▸ **Task directions**: Identify the lines that contain the string "剂型等进行科学分类陈列", then copy each of them.

▸ **Stored records**:
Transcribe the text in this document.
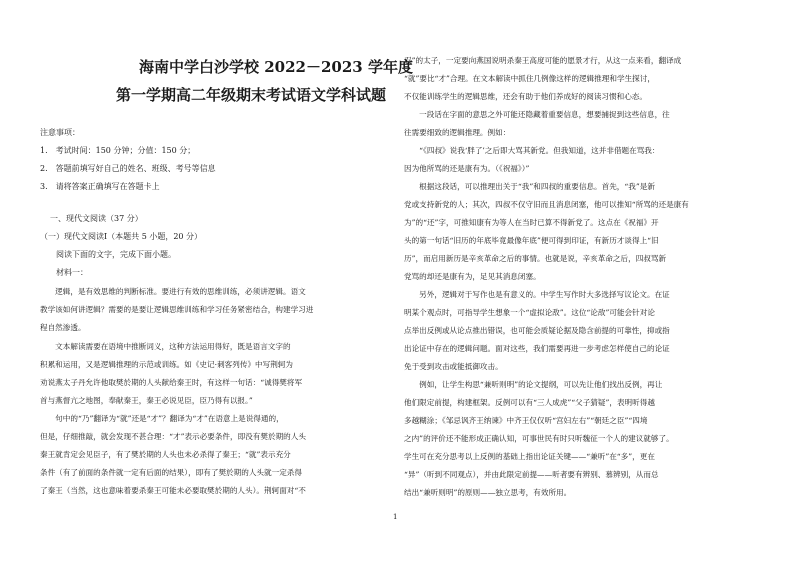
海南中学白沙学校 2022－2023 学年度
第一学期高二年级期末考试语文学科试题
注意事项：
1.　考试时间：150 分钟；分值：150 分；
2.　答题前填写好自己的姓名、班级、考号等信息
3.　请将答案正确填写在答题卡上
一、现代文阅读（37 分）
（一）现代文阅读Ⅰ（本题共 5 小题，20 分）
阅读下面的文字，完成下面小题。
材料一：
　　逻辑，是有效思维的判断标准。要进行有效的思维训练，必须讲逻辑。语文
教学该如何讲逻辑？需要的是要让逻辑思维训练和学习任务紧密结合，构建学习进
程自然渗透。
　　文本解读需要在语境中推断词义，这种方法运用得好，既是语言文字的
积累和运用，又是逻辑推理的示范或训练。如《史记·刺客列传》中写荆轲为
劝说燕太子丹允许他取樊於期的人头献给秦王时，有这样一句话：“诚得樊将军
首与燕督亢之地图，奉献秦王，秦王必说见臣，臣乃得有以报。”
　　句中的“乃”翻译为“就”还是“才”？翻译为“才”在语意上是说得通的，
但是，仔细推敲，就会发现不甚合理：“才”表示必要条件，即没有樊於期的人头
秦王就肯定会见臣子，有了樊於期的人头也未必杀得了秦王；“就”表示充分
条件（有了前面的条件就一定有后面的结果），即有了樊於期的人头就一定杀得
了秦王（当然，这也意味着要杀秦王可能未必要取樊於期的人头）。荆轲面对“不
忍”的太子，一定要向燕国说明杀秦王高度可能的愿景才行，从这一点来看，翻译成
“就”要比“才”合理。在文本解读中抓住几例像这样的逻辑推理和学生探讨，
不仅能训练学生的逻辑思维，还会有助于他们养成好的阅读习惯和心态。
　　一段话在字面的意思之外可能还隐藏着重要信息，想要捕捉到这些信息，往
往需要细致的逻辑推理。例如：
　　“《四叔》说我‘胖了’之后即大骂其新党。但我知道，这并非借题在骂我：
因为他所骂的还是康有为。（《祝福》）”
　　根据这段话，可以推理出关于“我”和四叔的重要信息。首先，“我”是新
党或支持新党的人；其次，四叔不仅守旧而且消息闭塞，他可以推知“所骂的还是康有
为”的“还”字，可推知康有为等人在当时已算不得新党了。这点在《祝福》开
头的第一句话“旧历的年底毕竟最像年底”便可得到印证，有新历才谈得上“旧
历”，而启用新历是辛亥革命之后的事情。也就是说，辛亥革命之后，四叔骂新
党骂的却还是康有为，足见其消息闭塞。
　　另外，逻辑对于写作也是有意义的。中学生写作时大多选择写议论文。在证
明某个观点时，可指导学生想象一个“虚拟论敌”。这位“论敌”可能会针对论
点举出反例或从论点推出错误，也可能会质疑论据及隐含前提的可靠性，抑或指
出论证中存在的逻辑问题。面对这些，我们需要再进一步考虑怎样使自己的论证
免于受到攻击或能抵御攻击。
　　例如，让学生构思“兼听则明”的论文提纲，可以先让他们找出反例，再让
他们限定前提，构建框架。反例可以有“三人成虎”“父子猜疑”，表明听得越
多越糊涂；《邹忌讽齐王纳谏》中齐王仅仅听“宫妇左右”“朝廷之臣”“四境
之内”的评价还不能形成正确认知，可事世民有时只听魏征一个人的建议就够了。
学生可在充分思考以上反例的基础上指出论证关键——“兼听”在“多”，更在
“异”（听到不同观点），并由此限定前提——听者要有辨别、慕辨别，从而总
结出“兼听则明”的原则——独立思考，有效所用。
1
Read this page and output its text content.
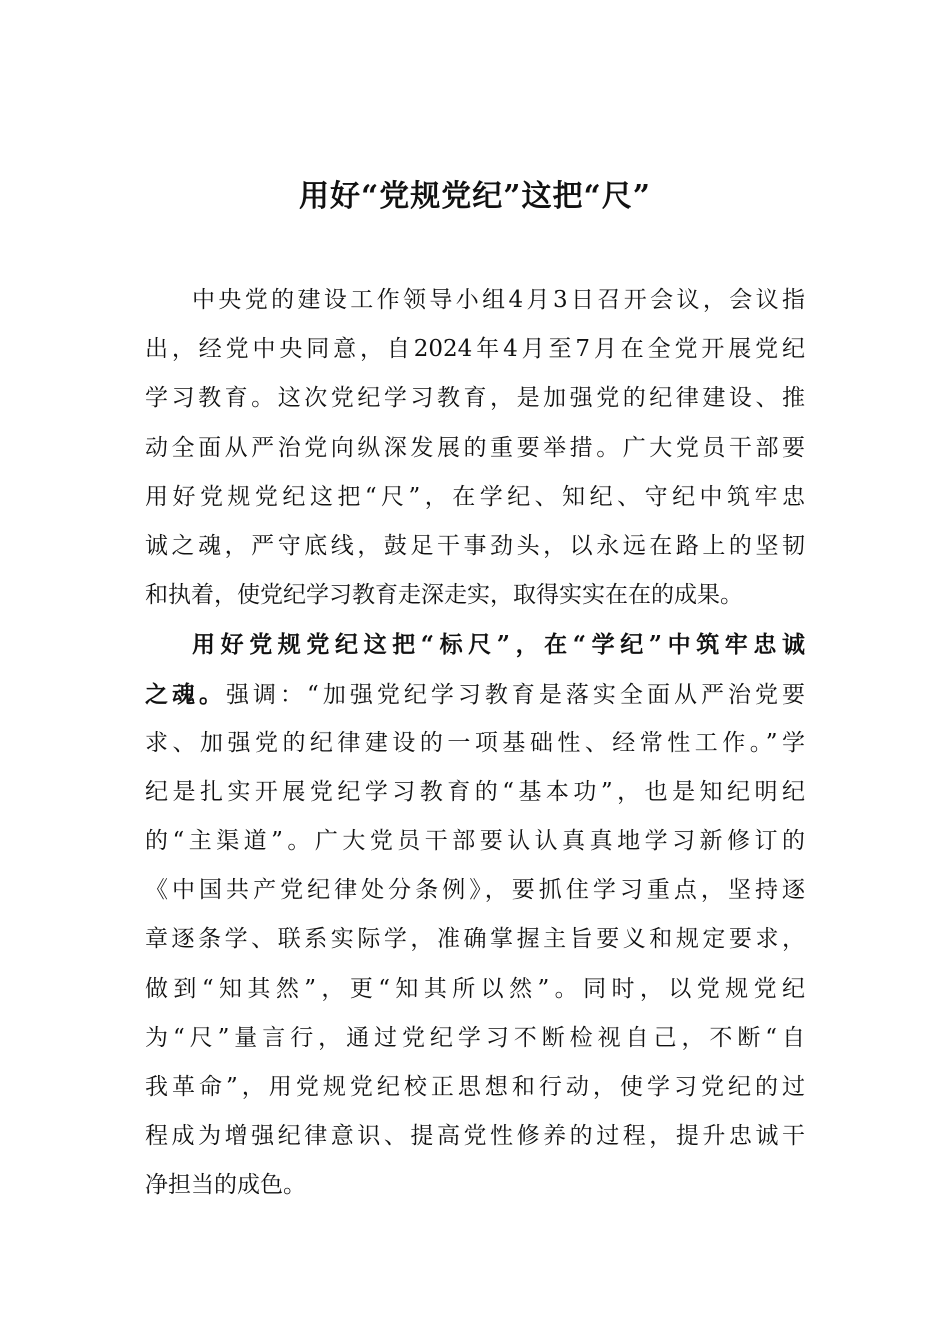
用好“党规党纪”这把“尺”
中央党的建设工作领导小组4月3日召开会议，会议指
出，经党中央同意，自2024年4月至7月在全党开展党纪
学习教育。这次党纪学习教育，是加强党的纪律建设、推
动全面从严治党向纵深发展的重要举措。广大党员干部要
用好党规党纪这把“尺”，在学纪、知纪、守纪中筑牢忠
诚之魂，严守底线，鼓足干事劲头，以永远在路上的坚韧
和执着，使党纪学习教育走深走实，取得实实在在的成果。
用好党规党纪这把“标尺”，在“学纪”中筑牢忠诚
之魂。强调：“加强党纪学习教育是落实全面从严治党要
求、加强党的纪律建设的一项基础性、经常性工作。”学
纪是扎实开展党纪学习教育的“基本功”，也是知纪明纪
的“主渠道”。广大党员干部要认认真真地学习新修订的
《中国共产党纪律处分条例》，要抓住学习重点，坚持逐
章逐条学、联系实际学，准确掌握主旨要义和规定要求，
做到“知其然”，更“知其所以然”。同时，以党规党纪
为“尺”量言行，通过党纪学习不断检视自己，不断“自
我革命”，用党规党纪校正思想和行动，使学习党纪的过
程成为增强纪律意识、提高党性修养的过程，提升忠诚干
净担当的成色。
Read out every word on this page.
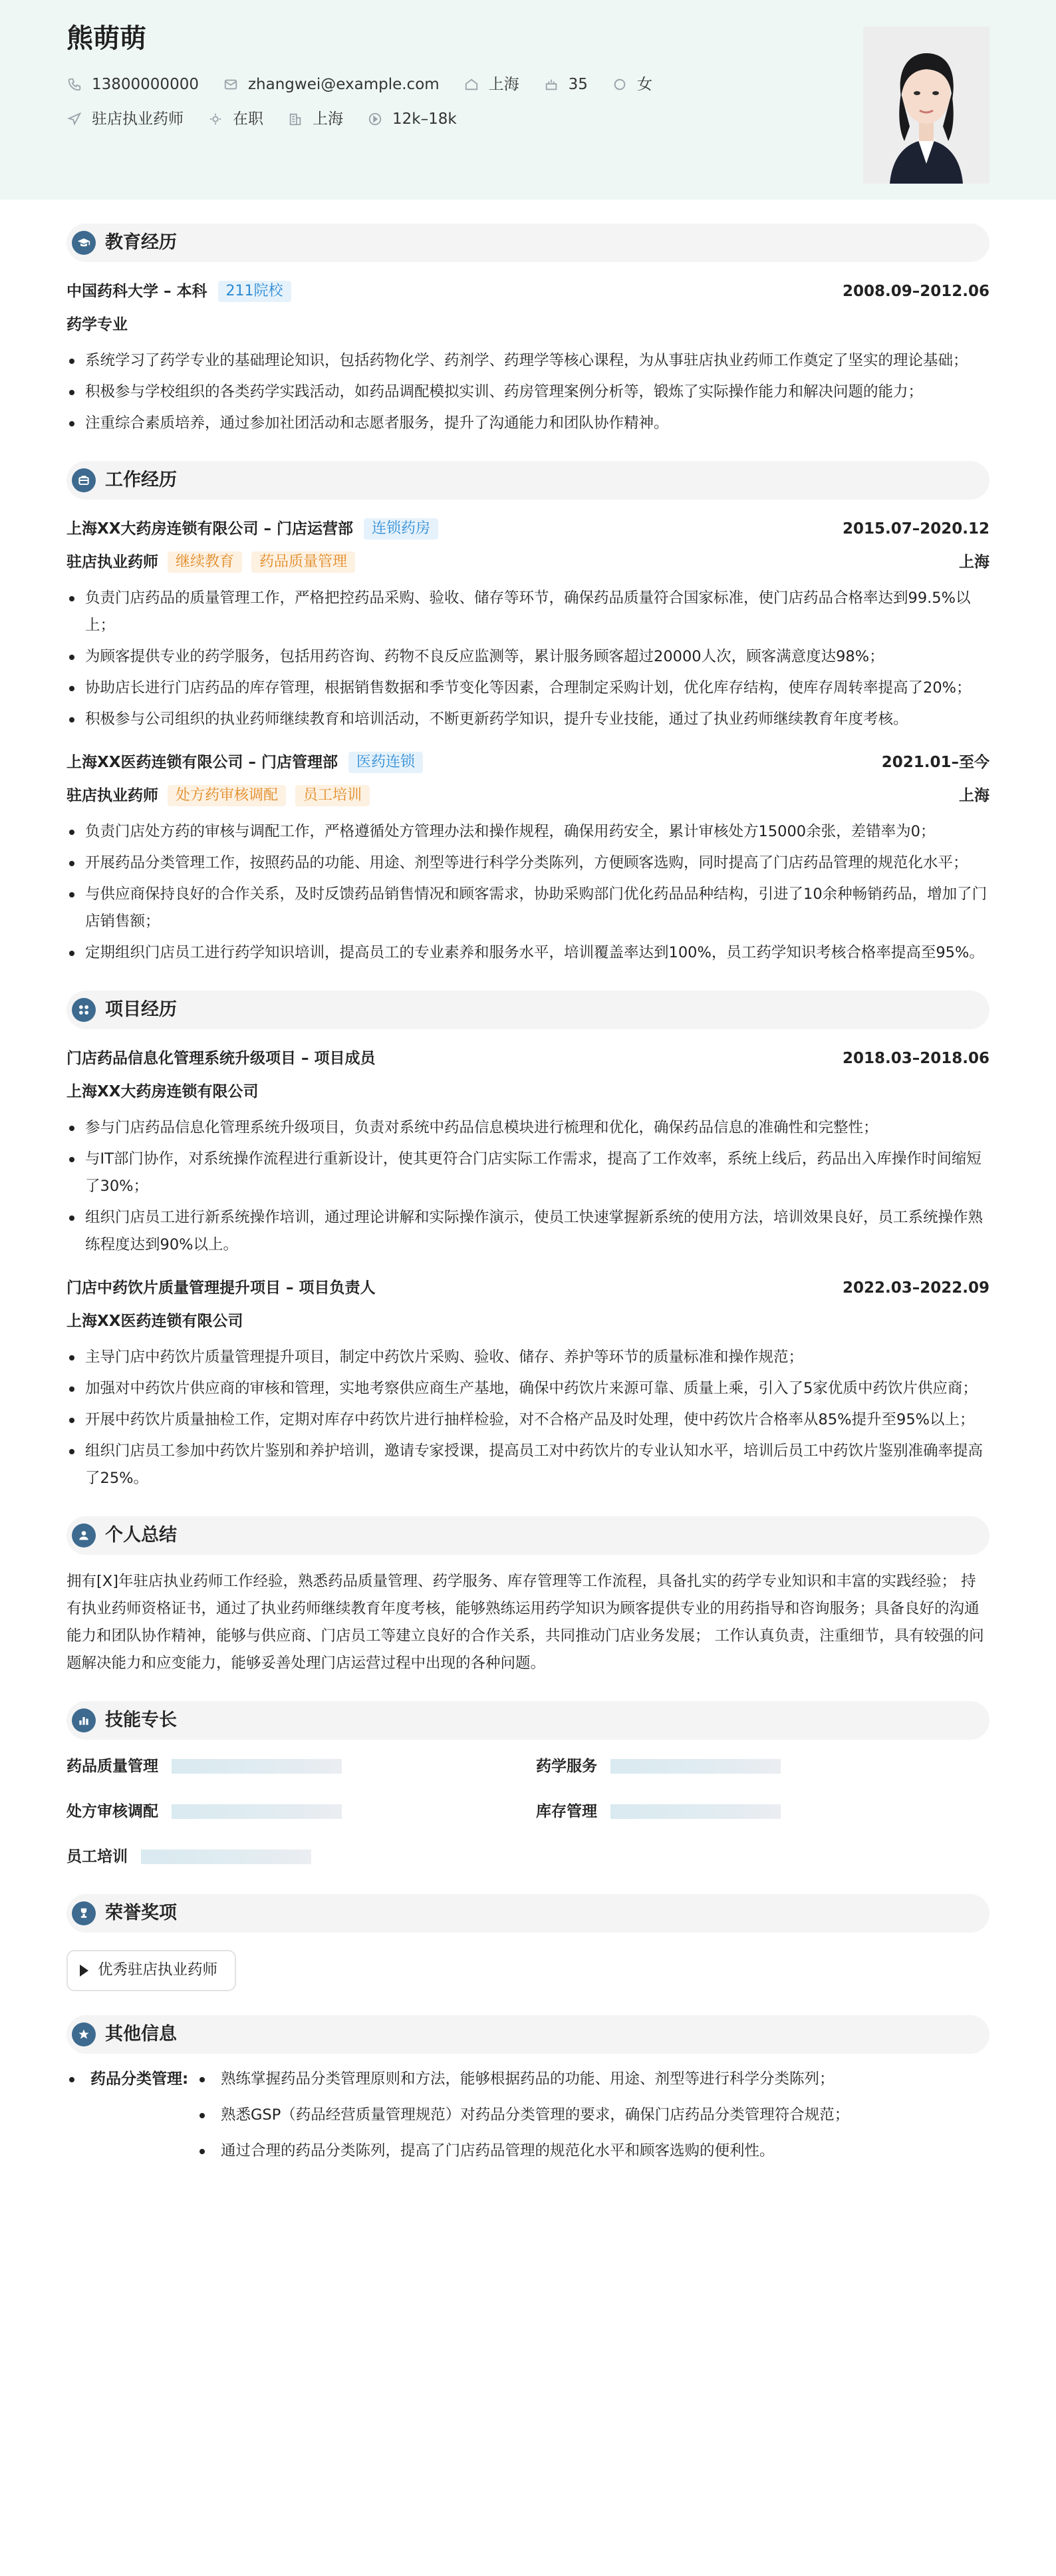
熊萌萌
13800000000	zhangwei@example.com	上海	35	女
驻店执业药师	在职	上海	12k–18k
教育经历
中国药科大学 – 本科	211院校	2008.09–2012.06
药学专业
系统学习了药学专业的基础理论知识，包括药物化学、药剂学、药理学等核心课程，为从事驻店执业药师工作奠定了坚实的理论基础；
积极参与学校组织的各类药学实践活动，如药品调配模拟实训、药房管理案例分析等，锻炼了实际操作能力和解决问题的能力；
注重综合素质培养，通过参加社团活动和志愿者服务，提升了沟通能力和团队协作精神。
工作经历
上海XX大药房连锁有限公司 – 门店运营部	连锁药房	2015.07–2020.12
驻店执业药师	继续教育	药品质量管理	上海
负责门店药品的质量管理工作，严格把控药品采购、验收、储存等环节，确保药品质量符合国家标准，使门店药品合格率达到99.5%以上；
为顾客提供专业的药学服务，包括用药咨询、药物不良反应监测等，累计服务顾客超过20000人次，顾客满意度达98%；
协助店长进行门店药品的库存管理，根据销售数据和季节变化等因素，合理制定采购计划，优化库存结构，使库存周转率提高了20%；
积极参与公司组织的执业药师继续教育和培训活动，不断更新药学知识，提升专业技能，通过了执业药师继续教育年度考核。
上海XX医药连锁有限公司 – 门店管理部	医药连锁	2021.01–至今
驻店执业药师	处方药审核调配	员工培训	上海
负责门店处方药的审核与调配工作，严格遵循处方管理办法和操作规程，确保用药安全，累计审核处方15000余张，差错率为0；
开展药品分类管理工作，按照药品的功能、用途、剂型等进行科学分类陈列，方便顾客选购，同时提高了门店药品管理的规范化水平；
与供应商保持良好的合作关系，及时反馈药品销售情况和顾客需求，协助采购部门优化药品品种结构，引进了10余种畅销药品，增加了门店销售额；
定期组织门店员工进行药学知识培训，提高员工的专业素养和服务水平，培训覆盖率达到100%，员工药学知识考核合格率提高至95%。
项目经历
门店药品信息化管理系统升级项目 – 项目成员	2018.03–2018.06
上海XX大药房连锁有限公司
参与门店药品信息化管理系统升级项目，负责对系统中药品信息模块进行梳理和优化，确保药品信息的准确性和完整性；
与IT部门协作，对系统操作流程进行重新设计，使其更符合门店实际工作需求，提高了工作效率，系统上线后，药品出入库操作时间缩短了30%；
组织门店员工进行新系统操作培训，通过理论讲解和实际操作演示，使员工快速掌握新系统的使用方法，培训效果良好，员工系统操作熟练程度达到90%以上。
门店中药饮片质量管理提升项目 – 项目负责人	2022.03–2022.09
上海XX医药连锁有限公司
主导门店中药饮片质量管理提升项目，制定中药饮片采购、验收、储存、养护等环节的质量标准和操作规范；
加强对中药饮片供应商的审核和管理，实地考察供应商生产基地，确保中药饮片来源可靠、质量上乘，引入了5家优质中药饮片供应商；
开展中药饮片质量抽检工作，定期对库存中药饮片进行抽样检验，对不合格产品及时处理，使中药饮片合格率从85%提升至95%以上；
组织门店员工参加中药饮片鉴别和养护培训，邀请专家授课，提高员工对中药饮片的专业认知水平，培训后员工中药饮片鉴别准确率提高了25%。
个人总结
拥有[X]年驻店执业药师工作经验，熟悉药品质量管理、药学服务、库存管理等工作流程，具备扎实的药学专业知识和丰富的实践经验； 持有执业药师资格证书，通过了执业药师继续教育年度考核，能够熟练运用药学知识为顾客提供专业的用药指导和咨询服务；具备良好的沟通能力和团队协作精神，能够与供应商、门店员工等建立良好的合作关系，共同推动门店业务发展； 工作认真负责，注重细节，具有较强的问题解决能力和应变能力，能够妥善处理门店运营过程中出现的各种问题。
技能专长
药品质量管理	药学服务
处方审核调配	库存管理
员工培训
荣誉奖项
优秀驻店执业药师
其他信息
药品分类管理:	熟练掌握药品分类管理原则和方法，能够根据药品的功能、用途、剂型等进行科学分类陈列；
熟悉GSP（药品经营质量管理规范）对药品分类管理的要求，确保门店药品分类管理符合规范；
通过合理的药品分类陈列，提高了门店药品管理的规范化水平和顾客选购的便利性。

▸ **Answer for the task**:
开展药品分类管理工作，按照药品的功能、用途、剂型等进行科学分类陈列，方便顾客选购，同时提高了门店药品管理的规范化水平；
药品分类管理:	熟练掌握药品分类管理原则和方法，能够根据药品的功能、用途、剂型等进行科学分类陈列；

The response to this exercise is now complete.